→ Set exercise: How many lines in the listing below include the word "proofreaders"? Answer with the number and nothing else.

→ Records for this task:
+ + + +
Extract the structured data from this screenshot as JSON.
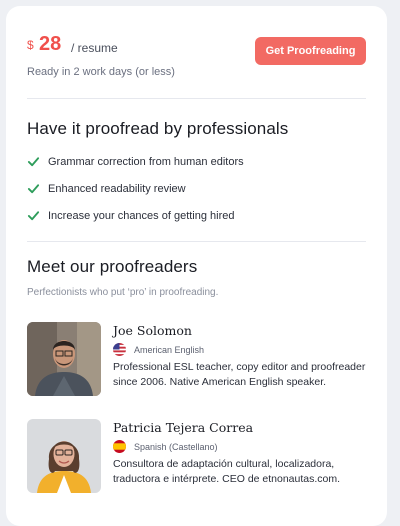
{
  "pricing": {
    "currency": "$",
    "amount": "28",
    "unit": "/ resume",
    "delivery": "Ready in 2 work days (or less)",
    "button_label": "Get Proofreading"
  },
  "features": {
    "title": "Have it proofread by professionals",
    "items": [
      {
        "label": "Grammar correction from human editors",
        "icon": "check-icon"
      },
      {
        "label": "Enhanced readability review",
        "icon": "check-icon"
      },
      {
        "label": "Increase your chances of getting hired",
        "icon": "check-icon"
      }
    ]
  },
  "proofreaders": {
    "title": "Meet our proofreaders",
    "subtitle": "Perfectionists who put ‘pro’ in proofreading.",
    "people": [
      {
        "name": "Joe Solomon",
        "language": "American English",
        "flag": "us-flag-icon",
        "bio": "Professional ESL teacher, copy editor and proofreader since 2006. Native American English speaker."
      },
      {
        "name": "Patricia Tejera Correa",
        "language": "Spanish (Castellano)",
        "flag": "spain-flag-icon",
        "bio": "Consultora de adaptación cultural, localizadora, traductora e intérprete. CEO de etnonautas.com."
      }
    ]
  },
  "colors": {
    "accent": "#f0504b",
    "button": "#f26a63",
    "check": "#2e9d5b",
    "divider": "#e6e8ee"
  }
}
+ + + +
→ Solved problem: 2